Using the listing below, report all lines holding the word "name".

**Given data**.
--- START ---

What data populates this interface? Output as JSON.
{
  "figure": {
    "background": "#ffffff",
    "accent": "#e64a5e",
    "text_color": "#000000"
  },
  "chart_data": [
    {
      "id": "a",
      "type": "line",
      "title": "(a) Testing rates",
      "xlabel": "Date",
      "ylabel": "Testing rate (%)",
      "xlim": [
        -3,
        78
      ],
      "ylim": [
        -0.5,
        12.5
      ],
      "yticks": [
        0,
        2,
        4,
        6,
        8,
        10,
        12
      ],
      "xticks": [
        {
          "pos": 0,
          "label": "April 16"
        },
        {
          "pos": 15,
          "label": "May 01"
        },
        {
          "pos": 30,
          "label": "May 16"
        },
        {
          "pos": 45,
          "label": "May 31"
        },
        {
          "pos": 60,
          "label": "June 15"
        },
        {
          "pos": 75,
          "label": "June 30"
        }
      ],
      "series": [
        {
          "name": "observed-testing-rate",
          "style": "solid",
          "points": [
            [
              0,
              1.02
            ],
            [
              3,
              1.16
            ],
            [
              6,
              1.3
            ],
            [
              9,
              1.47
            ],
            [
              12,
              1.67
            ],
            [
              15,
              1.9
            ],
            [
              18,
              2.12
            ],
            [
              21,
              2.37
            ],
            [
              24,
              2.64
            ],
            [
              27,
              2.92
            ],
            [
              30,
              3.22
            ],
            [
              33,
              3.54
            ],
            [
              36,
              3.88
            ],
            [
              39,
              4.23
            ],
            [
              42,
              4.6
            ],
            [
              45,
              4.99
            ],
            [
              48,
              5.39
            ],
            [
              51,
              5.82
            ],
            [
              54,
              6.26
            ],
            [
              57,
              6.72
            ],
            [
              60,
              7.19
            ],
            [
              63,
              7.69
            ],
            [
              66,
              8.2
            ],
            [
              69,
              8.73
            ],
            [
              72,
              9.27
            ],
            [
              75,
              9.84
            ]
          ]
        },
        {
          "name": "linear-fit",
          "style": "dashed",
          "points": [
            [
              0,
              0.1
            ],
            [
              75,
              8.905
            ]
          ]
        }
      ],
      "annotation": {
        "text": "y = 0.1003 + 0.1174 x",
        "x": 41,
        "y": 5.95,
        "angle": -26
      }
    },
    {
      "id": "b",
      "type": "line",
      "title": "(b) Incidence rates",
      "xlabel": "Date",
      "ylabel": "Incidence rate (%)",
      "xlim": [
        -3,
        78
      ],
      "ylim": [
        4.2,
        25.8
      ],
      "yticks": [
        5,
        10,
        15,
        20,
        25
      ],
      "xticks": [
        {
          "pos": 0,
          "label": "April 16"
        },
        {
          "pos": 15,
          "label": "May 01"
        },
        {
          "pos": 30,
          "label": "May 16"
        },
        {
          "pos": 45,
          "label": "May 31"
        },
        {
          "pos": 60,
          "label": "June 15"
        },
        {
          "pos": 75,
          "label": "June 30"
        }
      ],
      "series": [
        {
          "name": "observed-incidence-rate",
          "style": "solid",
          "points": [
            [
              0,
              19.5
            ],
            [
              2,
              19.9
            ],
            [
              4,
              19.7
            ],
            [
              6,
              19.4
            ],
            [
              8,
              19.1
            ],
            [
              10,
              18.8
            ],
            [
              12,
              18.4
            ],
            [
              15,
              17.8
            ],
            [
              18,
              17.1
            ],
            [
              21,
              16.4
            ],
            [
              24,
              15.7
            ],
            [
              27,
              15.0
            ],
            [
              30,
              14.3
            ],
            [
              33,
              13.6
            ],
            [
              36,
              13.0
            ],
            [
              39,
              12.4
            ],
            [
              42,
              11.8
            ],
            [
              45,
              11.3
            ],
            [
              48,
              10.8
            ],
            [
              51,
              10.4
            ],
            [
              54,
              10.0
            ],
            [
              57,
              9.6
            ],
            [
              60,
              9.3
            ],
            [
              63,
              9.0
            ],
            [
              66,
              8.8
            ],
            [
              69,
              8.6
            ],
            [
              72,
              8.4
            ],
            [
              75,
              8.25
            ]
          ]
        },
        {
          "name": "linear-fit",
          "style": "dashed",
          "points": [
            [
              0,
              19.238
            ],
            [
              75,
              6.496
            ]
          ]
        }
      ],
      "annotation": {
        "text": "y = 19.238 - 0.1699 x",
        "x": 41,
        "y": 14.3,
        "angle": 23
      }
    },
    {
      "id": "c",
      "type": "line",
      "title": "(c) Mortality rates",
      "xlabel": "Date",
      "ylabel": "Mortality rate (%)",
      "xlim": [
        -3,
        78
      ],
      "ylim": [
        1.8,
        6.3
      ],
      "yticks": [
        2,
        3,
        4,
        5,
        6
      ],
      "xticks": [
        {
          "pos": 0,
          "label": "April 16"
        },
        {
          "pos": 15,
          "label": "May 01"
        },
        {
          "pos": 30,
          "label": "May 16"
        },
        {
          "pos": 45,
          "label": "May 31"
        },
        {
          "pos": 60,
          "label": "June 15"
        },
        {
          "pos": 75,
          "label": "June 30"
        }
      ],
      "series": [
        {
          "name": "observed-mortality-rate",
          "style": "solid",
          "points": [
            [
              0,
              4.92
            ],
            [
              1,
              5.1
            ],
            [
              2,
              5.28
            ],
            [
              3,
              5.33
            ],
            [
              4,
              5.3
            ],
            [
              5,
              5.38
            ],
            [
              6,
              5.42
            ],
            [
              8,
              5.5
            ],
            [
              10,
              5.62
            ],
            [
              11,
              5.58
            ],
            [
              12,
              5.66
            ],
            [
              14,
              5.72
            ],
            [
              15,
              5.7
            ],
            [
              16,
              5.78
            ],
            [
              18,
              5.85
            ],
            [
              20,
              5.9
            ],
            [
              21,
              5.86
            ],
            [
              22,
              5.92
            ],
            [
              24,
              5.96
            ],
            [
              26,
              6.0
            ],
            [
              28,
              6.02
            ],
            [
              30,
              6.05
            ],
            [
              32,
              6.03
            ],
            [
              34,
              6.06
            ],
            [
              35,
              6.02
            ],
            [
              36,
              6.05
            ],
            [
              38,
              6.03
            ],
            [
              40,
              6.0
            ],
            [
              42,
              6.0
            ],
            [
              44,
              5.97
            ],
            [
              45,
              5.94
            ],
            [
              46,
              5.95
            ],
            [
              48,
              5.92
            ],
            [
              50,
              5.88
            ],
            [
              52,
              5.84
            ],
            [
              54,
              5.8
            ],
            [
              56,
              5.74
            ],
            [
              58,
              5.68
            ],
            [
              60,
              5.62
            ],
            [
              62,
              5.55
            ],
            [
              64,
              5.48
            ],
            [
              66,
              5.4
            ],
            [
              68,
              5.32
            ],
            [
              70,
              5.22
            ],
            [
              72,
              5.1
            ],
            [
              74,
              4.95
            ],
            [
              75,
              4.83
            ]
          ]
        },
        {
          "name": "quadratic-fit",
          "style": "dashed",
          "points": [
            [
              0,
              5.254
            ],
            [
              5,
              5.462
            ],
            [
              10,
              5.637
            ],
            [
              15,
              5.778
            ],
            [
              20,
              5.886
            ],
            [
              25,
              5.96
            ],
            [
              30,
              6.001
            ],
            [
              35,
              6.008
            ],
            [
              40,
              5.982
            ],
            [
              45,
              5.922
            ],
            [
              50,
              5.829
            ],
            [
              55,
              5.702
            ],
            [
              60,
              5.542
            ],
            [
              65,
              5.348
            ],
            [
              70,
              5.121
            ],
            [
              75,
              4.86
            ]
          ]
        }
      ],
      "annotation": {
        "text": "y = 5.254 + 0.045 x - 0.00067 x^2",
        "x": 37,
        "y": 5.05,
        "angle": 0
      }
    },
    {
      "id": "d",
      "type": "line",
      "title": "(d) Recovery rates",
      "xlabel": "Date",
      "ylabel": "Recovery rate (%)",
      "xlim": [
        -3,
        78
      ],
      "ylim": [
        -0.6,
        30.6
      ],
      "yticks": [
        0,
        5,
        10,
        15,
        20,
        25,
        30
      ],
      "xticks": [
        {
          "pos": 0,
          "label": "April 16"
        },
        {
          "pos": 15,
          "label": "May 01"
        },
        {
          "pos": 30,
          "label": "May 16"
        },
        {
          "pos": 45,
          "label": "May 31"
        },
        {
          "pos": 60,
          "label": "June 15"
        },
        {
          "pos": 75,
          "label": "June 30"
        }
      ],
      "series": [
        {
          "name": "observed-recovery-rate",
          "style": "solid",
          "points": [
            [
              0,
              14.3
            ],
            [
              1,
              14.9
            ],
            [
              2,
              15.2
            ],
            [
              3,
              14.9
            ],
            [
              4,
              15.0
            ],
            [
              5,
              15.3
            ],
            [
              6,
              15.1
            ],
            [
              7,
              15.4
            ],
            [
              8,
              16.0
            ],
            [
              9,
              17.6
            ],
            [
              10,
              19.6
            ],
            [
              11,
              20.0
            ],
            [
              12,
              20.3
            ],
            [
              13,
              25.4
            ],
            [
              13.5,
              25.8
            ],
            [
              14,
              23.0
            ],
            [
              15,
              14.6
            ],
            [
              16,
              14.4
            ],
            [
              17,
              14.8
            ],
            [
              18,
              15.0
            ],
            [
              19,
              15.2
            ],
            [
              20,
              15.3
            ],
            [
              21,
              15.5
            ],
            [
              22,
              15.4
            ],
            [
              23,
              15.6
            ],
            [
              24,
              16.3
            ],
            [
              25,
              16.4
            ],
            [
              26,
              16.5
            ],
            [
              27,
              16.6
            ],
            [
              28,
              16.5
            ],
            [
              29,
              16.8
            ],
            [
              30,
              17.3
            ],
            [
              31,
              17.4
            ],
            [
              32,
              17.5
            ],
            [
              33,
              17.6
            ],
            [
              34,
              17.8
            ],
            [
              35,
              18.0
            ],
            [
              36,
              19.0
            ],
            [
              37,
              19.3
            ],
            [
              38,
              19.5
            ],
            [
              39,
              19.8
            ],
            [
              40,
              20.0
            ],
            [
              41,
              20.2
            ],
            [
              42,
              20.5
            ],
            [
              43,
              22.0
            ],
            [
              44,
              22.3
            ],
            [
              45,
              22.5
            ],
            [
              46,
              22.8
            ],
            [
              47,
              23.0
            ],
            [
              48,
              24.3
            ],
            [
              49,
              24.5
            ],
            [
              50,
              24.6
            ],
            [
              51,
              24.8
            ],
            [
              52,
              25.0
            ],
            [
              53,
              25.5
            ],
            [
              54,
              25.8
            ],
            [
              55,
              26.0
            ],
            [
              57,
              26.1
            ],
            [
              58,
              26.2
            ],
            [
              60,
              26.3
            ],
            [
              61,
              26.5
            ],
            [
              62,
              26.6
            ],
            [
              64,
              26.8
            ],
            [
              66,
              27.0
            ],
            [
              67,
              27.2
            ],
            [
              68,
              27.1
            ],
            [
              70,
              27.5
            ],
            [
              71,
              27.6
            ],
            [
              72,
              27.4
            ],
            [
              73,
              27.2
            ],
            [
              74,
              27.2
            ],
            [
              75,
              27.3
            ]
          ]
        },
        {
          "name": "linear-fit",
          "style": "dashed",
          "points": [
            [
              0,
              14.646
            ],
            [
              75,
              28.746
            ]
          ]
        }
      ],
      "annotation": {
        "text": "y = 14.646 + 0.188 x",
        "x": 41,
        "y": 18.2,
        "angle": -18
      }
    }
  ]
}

--- END ---

**Full response**.
          "name": "observed-testing-rate",
          "name": "linear-fit",
          "name": "observed-incidence-rate",
          "name": "linear-fit",
          "name": "observed-mortality-rate",
          "name": "quadratic-fit",
          "name": "observed-recovery-rate",
          "name": "linear-fit",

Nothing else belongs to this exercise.